Objective – Set every line down exactly, from the one that has "What does this" through the final one, and keep the pictures out.

Listed entries –
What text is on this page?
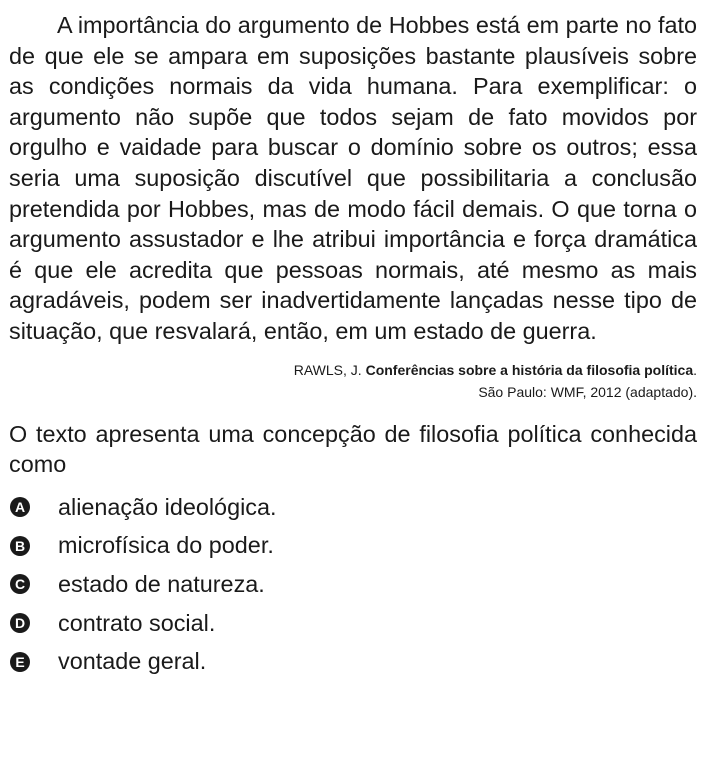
A importância do argumento de Hobbes está em parte no fato de que ele se ampara em suposições bastante plausíveis sobre as condições normais da vida humana. Para exemplificar: o argumento não supõe que todos sejam de fato movidos por orgulho e vaidade para buscar o domínio sobre os outros; essa seria uma suposição discutível que possibilitaria a conclusão pretendida por Hobbes, mas de modo fácil demais. O que torna o argumento assustador e lhe atribui importância e força dramática é que ele acredita que pessoas normais, até mesmo as mais agradáveis, podem ser inadvertidamente lançadas nesse tipo de situação, que resvalará, então, em um estado de guerra.

RAWLS, J. Conferências sobre a história da filosofia política.
São Paulo: WMF, 2012 (adaptado).
O texto apresenta uma concepção de filosofia política conhecida como
A alienação ideológica.
B microfísica do poder.
C estado de natureza.
D contrato social.
E vontade geral.
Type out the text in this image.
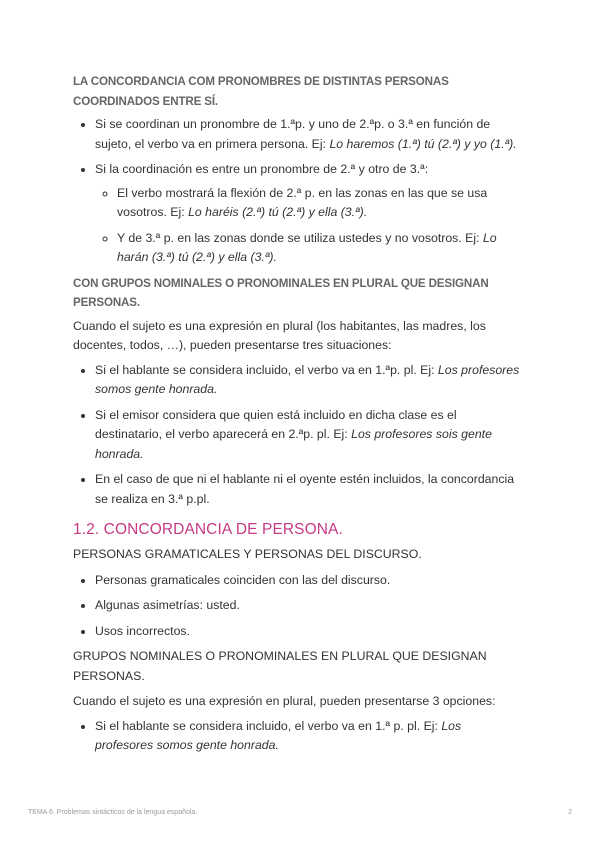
LA CONCORDANCIA COM PRONOMBRES DE DISTINTAS PERSONAS COORDINADOS ENTRE SÍ.
• Si se coordinan un pronombre de 1.ªp. y uno de 2.ªp. o 3.ª en función de sujeto, el verbo va en primera persona. Ej: Lo haremos (1.ª) tú (2.ª) y yo (1.ª).
• Si la coordinación es entre un pronombre de 2.ª y otro de 3.ª:
◦ El verbo mostrará la flexión de 2.ª p. en las zonas en las que se usa vosotros. Ej: Lo haréis (2.ª) tú (2.ª) y ella (3.ª).
◦ Y de 3.ª p. en las zonas donde se utiliza ustedes y no vosotros. Ej: Lo harán (3.ª) tú (2.ª) y ella (3.ª).
CON GRUPOS NOMINALES O PRONOMINALES EN PLURAL QUE DESIGNAN PERSONAS.

Cuando el sujeto es una expresión en plural (los habitantes, las madres, los docentes, todos, …), pueden presentarse tres situaciones:

• Si el hablante se considera incluido, el verbo va en 1.ªp. pl. Ej: Los profesores somos gente honrada.
• Si el emisor considera que quien está incluido en dicha clase es el destinatario, el verbo aparecerá en 2.ªp. pl. Ej: Los profesores sois gente honrada.
• En el caso de que ni el hablante ni el oyente estén incluidos, la concordancia se realiza en 3.ª p.pl.
1.2. CONCORDANCIA DE PERSONA.
PERSONAS GRAMATICALES Y PERSONAS DEL DISCURSO.
• Personas gramaticales coinciden con las del discurso.
• Algunas asimetrías: usted.
• Usos incorrectos.
GRUPOS NOMINALES O PRONOMINALES EN PLURAL QUE DESIGNAN PERSONAS.

Cuando el sujeto es una expresión en plural, pueden presentarse 3 opciones:

• Si el hablante se considera incluido, el verbo va en 1.ª p. pl. Ej: Los profesores somos gente honrada.
TEMA 6. Problemas sintácticos de la lengua española.	2
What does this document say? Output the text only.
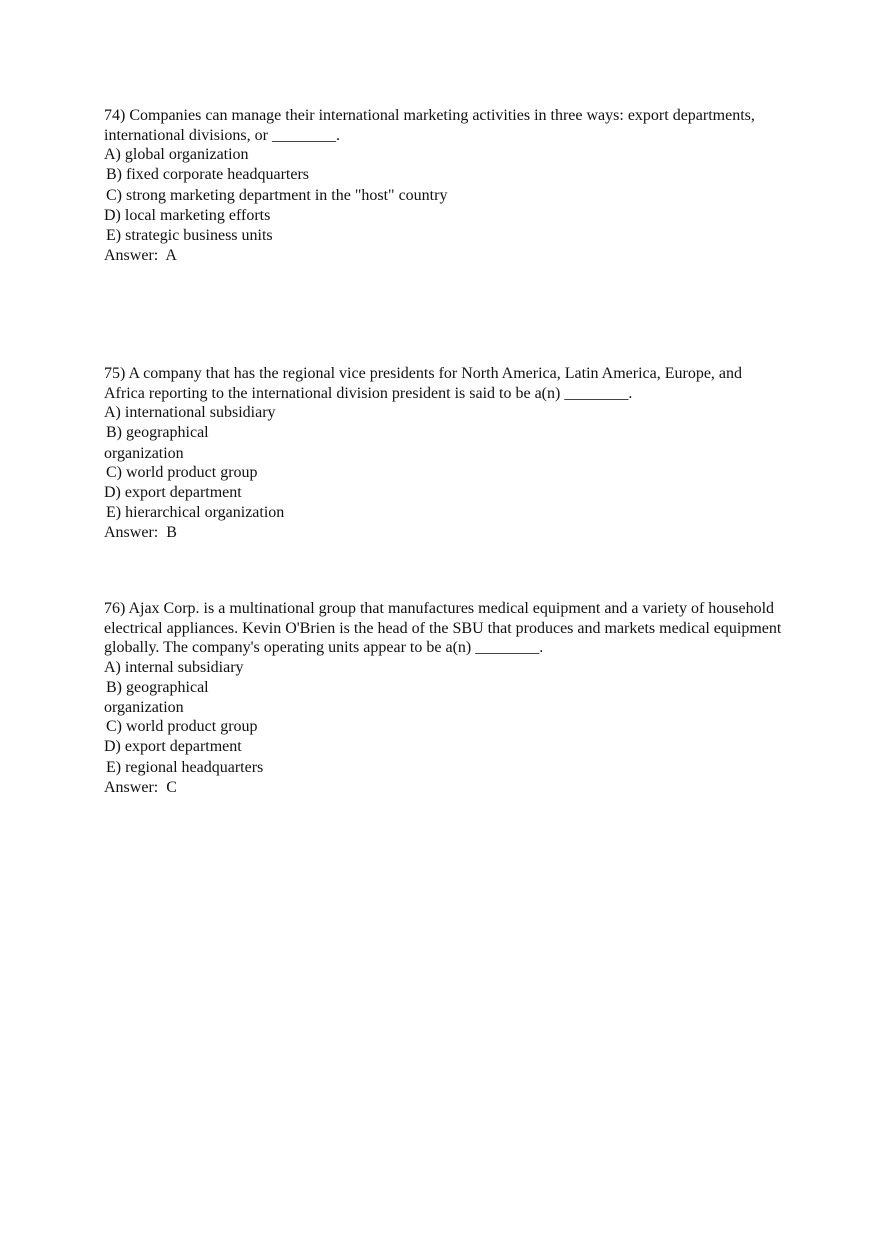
74) Companies can manage their international marketing activities in three ways: export departments, international divisions, or ________.

A) global organization
B) fixed corporate headquarters
C) strong marketing department in the "host" country
D) local marketing efforts
E) strategic business units

Answer:  A

75) A company that has the regional vice presidents for North America, Latin America, Europe, and Africa reporting to the international division president is said to be a(n) ________.

A) international subsidiary
B) geographical
organization
C) world product group
D) export department
E) hierarchical organization

Answer:  B

76) Ajax Corp. is a multinational group that manufactures medical equipment and a variety of household electrical appliances. Kevin O'Brien is the head of the SBU that produces and markets medical equipment globally. The company's operating units appear to be a(n) ________.

A) internal subsidiary
B) geographical
organization
C) world product group
D) export department
E) regional headquarters

Answer:  C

Exercise result –
What does this document say? Output the text only.
74) Companies can manage their international marketing activities in three ways: export departments, international divisions, or ________.

A) global organization
B) fixed corporate headquarters
C) strong marketing department in the "host" country
D) local marketing efforts
E) strategic business units

Answer:  A

75) A company that has the regional vice presidents for North America, Latin America, Europe, and Africa reporting to the international division president is said to be a(n) ________.

A) international subsidiary
B) geographical
organization
C) world product group
D) export department
E) hierarchical organization

Answer:  B

76) Ajax Corp. is a multinational group that manufactures medical equipment and a variety of household electrical appliances. Kevin O'Brien is the head of the SBU that produces and markets medical equipment globally. The company's operating units appear to be a(n) ________.

A) internal subsidiary
B) geographical
organization
C) world product group
D) export department
E) regional headquarters

Answer:  C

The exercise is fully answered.